## Start Dataset
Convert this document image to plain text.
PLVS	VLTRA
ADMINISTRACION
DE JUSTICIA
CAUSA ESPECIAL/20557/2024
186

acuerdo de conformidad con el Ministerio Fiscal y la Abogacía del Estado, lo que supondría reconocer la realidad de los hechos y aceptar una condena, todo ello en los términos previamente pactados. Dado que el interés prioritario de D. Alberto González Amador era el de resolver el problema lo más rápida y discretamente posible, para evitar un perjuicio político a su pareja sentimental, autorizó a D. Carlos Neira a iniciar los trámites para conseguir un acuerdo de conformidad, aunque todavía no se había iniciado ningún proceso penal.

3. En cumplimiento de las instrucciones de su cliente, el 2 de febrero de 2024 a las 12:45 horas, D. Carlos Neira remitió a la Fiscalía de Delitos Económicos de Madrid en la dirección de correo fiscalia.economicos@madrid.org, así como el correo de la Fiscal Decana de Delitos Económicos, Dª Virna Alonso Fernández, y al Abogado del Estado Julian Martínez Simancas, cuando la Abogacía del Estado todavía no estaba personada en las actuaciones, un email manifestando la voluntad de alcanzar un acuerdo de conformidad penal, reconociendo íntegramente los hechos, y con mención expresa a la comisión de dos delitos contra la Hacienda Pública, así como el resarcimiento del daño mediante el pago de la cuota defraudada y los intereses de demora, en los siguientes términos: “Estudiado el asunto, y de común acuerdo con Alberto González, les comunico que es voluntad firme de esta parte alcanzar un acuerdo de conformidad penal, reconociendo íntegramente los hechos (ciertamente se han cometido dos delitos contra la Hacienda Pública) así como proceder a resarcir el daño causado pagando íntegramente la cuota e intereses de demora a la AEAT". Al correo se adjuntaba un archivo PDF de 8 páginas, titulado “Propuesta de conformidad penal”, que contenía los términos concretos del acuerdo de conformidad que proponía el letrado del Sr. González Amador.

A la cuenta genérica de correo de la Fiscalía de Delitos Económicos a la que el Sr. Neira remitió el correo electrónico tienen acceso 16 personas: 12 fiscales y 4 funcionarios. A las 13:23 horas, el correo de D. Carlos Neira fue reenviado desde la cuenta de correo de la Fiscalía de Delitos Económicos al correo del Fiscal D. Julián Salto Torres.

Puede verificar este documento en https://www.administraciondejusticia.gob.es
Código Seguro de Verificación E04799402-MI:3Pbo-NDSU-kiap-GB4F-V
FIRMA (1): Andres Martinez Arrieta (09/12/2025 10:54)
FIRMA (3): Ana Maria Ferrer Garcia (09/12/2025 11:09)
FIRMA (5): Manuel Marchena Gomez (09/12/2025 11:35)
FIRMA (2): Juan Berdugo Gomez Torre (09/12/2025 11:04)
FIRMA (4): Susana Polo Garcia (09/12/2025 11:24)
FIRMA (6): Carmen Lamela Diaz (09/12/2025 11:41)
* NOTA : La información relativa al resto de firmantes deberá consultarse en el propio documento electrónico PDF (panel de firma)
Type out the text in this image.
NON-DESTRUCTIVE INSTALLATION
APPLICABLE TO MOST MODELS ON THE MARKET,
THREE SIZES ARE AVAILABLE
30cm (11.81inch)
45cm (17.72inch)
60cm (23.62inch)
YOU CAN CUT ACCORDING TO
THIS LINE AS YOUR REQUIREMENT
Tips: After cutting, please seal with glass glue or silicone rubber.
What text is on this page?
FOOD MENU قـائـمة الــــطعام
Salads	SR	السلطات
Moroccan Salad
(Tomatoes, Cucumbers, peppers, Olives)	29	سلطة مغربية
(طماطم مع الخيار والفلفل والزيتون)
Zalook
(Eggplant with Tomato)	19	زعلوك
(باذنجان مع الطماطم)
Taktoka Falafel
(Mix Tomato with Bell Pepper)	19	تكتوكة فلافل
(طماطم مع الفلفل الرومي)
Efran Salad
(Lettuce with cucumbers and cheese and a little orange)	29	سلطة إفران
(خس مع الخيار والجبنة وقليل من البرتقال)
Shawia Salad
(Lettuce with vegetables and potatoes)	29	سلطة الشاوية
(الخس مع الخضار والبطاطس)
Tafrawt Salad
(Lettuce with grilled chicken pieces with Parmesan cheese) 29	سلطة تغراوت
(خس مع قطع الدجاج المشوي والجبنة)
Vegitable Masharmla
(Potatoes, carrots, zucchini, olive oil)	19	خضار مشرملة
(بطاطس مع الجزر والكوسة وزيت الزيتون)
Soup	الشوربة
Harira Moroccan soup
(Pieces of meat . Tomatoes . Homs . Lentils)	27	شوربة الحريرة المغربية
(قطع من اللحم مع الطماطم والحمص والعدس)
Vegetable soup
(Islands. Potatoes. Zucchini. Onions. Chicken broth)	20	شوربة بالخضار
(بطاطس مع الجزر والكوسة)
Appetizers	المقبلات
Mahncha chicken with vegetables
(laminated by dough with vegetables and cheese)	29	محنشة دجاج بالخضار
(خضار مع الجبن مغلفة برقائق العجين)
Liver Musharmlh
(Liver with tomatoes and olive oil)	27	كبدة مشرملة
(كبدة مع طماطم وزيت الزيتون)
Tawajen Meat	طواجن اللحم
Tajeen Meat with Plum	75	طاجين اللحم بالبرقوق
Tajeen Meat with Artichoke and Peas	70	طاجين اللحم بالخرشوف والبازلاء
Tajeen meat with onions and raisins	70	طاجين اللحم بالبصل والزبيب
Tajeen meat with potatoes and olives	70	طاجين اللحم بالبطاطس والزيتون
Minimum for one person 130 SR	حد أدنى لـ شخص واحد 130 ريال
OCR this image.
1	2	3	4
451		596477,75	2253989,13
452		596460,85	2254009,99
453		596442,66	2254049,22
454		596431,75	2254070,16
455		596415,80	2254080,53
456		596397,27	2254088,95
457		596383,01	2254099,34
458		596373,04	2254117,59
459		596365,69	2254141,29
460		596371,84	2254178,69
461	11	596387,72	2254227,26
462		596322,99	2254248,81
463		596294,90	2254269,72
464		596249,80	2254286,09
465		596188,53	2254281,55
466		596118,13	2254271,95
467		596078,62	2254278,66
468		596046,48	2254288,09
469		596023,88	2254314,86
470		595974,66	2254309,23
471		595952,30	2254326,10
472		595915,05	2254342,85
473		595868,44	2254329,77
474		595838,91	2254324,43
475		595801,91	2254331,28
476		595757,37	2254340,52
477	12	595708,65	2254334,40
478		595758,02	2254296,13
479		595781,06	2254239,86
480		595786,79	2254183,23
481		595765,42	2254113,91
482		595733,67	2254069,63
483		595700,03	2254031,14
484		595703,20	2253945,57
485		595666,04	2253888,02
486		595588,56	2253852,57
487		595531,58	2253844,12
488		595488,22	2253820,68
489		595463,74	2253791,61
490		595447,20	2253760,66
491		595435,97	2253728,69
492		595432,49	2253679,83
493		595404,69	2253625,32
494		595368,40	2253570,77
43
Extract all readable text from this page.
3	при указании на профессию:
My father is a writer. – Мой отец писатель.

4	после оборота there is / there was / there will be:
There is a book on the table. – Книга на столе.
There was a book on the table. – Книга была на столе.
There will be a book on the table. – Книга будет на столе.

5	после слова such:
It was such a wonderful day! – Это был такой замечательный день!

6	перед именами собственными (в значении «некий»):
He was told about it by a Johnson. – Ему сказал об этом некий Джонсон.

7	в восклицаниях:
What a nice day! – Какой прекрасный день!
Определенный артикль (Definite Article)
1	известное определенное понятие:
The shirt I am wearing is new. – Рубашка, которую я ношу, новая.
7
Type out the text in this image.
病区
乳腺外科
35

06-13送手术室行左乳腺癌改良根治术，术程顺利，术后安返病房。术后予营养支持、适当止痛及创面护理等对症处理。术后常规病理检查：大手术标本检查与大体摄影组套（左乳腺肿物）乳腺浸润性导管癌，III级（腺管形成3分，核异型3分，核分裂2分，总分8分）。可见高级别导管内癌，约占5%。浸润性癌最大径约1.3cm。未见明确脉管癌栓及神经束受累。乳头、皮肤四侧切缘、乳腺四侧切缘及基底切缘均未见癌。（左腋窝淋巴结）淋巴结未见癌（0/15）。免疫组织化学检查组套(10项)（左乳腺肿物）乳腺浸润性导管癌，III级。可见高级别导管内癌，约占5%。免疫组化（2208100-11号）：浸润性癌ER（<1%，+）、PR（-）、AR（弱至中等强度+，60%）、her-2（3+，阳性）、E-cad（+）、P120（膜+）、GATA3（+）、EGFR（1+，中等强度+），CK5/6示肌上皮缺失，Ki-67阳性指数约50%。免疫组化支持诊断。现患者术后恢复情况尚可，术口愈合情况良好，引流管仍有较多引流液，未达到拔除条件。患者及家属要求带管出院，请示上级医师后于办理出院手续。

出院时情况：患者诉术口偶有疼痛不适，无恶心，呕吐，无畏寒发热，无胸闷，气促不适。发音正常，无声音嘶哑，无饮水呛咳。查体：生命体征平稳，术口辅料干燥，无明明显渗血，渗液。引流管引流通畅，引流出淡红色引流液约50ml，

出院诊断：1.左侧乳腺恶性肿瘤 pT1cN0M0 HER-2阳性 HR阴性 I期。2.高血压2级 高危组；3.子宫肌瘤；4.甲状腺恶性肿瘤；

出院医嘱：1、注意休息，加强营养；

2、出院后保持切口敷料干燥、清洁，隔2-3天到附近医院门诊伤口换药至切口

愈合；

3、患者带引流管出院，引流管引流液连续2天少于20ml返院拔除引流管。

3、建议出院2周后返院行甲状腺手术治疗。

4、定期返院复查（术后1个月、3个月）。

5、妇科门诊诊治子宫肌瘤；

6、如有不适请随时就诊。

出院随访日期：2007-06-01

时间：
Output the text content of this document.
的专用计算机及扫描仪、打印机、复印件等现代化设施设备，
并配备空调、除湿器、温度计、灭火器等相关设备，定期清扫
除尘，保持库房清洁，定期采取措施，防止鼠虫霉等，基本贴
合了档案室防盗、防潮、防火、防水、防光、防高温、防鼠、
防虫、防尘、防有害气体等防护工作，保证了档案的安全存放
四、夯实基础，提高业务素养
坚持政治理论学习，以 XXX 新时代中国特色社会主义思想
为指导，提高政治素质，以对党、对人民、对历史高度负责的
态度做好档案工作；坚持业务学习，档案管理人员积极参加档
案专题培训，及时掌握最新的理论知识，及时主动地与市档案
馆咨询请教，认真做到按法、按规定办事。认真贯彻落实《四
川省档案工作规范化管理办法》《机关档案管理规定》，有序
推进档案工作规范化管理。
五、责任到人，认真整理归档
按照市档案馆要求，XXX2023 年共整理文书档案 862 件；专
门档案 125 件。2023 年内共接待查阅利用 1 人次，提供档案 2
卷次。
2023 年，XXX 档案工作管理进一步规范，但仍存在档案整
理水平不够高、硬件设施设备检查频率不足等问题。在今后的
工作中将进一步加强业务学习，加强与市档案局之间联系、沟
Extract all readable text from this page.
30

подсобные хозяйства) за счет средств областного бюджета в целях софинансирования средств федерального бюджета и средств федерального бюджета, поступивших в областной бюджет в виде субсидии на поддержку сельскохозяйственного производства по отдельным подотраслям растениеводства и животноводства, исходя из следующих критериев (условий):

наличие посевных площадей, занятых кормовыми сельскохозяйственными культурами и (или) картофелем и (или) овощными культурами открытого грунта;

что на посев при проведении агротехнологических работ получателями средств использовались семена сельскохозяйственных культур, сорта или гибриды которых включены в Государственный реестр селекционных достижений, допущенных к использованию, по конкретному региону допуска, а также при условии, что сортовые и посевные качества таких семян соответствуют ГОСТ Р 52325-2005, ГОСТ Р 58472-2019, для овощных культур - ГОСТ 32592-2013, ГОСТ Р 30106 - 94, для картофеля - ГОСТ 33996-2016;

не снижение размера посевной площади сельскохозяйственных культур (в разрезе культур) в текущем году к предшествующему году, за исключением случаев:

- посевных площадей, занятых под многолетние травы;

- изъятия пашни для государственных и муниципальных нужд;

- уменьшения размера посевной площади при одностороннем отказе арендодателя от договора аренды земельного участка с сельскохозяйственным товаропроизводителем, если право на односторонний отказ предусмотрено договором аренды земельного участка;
## End Dataset
- _Directions for this task_: Copy out the lines in which the string "столе" appears.

- _Task result_:
There is a book on the table. – Книга на столе.
There was a book on the table. – Книга была на столе.
There will be a book on the table. – Книга будет на столе.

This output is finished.